Supplied text>
Residual Life Prediction of Rotating Machines Using Acoustic Noise Signals

While automated condition monitoring of rotating machines often use vibration signals for defect detection, diagnosis, and residual life predictions, in this paper, the acoustic noise signal ($<$ 25 kHz), acquired via non-contact microphone sensors, is used to predict the remaining useful life (RUL). Modulation spectral (MS) analysis of acoustic signals has the potential to provide additional long-term information over more conventional short-term signal spectral components. However, the high dimensionality of MS features has been cited as a limitation to their applicability in this area in the literature. Therefore, in this study, a novel approach is proposed which employs an information theoretic approach to feature subset selection of modulation spectra features. This approach does not require information regarding the spectral location of defect frequencies to be known or pre-estimated and leverages information regarding the chronological order of data samples for dimensionality reduction. The results of this study show significant improvements for this proposed approach over the other commonly used spectral-based approaches for the task of predicting RUL by up to 19% relative over the standard envelope analysis approach used in the literature. A further 16% improvement was achieved by applying a more rigorous approach to labeling of acoustic samples acquired over the lifetime of the machines over a fixed length class labeling approach. A detailed misclassification analysis is provided to interpret the relative cost of system errors for the task of residual life predictions of rotating machines used in industrial applications.

Given entries>
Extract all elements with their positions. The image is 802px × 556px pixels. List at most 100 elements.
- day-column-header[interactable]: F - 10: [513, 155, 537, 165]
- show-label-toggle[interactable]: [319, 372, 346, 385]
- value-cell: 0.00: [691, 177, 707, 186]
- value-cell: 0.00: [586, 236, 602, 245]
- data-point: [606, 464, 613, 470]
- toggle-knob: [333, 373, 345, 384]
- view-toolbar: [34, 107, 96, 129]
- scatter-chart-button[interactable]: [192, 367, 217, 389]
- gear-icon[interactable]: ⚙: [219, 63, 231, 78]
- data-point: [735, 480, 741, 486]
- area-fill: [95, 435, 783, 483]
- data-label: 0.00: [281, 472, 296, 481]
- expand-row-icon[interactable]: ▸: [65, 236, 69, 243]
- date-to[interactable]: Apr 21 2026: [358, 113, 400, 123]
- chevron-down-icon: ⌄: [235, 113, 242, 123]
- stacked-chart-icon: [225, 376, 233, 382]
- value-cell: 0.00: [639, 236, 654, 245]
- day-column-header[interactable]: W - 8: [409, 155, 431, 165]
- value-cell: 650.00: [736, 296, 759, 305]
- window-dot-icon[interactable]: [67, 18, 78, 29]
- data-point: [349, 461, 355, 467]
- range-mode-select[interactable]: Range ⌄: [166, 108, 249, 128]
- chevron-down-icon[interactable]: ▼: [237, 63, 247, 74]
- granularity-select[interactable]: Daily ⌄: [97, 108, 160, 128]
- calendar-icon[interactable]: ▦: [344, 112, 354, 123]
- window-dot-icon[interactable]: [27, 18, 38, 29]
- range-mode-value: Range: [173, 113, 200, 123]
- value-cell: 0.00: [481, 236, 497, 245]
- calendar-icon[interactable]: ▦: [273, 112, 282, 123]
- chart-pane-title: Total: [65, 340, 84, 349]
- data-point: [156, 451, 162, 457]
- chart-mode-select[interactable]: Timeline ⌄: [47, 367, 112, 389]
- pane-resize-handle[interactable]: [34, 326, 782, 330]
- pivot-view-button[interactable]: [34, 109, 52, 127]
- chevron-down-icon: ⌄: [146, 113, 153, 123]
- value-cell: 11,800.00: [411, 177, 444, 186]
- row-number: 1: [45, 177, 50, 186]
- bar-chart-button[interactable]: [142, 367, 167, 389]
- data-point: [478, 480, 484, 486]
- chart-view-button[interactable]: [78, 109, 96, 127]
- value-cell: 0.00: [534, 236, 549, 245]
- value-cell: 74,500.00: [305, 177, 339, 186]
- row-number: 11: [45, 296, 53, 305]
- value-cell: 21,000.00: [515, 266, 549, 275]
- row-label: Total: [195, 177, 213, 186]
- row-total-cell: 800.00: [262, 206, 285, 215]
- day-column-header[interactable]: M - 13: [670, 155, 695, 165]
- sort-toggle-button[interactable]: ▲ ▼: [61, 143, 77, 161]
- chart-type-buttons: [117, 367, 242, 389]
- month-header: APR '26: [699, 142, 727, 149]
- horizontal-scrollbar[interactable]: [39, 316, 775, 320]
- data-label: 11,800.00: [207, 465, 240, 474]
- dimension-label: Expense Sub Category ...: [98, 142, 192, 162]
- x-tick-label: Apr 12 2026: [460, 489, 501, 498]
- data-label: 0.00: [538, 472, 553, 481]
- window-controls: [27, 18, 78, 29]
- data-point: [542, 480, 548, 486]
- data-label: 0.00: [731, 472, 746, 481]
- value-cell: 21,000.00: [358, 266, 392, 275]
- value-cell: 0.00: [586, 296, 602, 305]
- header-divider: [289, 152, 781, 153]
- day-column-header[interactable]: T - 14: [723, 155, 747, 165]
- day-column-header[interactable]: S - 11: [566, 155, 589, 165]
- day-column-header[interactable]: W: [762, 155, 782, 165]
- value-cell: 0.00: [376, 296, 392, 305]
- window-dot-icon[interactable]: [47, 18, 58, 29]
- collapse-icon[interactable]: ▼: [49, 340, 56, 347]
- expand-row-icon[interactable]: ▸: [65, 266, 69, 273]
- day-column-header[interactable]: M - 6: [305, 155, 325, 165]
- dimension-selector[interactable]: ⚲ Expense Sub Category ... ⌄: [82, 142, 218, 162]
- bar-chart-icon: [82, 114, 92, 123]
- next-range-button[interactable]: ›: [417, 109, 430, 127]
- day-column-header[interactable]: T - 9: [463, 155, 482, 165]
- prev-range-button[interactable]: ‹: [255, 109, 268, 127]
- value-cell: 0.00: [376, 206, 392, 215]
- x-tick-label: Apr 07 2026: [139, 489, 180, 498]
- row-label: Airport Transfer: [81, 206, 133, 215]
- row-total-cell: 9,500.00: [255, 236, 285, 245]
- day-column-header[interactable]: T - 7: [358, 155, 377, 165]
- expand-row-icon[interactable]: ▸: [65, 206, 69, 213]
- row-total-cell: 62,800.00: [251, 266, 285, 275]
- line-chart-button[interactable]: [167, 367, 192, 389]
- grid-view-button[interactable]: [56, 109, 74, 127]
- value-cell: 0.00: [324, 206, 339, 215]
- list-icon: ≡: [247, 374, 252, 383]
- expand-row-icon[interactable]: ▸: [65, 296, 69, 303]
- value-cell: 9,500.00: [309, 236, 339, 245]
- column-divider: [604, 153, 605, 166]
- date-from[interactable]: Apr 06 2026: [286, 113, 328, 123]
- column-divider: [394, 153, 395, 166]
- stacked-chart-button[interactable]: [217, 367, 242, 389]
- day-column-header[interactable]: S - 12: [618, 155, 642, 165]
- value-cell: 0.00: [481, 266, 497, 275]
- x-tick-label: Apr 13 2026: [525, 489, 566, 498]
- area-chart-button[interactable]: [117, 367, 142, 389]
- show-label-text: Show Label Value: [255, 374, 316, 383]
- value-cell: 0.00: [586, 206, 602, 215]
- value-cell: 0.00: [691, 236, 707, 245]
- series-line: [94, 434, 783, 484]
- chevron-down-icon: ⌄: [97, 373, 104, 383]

The problem> In the abstract on predicting remaining useful life from acoustic noise, why does the study propose an information theoretic approach to choosing a subset of modulation spectra features? Answer in one to three sentences.

Response area> Modulation spectral analysis of acoustic signals could provide additional long-term information beyond conventional short-term spectral components. However, the literature has cited the high dimensionality of its features as a limit on using them in this area. The feature subset selection approach is proposed to address that.